▶ **WHAT YOU HAVE TO DO**: Repeat the data from its first line through the line containing "x-axis-label: W (GeV/c²) <box>656", swapping "proton" for "deuteron" and keeping everything else the same.

A block of data
+===+

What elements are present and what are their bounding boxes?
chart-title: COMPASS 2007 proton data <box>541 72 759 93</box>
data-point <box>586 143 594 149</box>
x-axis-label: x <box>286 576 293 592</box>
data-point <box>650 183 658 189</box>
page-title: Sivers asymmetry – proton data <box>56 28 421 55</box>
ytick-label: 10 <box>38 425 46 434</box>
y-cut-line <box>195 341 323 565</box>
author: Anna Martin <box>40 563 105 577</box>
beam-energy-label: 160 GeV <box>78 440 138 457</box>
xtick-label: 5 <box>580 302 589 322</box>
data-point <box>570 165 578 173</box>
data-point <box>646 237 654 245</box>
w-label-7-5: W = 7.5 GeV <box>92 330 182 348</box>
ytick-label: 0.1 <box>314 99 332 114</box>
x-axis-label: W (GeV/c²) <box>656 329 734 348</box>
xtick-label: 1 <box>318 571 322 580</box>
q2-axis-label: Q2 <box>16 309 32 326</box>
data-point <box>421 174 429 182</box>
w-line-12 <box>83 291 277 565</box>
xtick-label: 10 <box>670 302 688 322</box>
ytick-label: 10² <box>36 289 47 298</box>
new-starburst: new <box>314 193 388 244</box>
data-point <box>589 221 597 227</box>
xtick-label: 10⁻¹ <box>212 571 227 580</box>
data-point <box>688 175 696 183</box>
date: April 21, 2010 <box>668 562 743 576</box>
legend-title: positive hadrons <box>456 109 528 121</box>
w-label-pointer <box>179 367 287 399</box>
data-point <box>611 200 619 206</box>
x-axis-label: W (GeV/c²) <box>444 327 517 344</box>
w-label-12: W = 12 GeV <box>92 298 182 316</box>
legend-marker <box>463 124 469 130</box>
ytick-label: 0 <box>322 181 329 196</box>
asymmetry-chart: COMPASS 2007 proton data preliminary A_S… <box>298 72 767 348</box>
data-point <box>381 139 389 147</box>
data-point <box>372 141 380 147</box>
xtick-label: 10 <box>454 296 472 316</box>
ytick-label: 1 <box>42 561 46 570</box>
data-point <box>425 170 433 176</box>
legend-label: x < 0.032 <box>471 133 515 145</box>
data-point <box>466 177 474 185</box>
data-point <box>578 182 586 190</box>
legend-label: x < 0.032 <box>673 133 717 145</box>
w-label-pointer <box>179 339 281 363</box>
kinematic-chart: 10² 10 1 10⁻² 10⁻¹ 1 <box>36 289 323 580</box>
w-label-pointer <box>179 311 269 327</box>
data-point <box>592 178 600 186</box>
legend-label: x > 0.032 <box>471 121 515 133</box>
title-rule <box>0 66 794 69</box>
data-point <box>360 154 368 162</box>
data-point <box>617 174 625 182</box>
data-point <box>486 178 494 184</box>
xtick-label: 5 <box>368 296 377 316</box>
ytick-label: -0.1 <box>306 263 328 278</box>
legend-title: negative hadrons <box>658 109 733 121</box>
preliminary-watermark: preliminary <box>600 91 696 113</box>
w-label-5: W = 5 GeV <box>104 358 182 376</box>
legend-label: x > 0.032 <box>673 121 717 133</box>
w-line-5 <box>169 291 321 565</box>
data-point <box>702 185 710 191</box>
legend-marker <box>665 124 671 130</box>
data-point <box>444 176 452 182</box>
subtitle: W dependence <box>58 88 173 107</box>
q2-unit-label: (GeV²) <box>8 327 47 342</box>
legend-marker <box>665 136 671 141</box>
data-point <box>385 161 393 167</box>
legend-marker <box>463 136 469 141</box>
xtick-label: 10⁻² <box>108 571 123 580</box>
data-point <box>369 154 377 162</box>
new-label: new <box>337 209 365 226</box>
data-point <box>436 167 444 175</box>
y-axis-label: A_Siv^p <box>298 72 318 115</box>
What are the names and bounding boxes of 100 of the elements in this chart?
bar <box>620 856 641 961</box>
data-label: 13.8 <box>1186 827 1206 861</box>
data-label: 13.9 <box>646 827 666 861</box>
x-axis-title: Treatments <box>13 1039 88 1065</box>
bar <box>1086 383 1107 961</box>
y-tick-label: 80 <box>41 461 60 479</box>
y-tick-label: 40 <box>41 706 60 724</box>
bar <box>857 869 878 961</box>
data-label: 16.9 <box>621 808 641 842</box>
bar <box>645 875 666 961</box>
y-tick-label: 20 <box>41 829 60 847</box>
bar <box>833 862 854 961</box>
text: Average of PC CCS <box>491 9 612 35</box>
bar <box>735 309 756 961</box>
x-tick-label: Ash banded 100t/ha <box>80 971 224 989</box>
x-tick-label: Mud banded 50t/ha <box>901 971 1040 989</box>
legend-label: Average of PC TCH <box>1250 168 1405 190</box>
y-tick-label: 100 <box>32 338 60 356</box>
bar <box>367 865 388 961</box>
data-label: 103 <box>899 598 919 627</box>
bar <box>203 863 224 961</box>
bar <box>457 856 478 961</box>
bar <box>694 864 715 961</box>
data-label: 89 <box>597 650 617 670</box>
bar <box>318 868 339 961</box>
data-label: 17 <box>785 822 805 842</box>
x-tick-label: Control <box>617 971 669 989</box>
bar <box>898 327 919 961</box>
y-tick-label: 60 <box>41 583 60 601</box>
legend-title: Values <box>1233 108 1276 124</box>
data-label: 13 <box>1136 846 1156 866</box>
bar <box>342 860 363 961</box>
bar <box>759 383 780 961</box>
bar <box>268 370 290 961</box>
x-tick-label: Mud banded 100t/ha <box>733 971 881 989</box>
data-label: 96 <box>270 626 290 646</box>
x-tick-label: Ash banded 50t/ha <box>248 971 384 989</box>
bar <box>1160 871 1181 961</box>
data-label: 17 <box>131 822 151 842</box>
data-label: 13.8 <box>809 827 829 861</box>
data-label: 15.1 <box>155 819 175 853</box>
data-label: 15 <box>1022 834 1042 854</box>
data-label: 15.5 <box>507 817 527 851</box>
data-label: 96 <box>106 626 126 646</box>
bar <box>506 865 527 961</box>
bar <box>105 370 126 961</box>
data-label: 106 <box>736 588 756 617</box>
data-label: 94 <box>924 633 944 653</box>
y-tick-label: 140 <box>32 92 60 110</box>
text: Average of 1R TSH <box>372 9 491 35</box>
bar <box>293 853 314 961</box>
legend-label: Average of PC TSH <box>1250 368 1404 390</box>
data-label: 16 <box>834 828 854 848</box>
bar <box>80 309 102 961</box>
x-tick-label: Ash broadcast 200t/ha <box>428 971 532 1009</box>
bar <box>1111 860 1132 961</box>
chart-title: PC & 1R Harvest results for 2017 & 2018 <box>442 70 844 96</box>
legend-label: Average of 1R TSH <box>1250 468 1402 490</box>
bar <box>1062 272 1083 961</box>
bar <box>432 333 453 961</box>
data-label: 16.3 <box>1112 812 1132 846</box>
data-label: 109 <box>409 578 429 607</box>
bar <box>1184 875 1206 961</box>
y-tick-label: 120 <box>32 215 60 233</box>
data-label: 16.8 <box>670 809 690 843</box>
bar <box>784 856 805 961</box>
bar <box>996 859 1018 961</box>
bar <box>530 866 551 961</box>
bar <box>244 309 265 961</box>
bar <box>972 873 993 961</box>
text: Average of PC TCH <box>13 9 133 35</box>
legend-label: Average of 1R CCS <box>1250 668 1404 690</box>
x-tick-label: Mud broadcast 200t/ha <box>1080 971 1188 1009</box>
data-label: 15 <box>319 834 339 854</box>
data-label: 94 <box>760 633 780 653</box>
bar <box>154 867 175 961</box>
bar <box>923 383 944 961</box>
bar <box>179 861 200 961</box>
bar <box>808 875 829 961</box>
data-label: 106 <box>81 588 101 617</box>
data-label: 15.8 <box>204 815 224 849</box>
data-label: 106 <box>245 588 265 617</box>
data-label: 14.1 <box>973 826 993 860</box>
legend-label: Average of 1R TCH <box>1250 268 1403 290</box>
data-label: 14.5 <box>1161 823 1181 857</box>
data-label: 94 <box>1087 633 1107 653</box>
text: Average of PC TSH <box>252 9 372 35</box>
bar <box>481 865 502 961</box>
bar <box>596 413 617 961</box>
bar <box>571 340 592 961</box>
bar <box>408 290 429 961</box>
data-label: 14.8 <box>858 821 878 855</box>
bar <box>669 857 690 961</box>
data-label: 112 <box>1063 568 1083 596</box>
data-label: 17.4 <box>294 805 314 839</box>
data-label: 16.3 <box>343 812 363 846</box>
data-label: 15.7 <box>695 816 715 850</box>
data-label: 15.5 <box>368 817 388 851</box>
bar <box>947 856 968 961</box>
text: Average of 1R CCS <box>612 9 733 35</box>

+===+

▶ **COMPLETED TASK**:
What elements are present and what are their bounding boxes?
chart-title: COMPASS 2007 deuteron data <box>541 72 759 93</box>
data-point <box>586 143 594 149</box>
x-axis-label: x <box>286 576 293 592</box>
data-point <box>650 183 658 189</box>
page-title: Sivers asymmetry – deuteron data <box>56 28 421 55</box>
ytick-label: 10 <box>38 425 46 434</box>
y-cut-line <box>195 341 323 565</box>
author: Anna Martin <box>40 563 105 577</box>
beam-energy-label: 160 GeV <box>78 440 138 457</box>
xtick-label: 5 <box>580 302 589 322</box>
data-point <box>570 165 578 173</box>
data-point <box>646 237 654 245</box>
w-label-7-5: W = 7.5 GeV <box>92 330 182 348</box>
ytick-label: 0.1 <box>314 99 332 114</box>
x-axis-label: W (GeV/c²) <box>656 329 734 348</box>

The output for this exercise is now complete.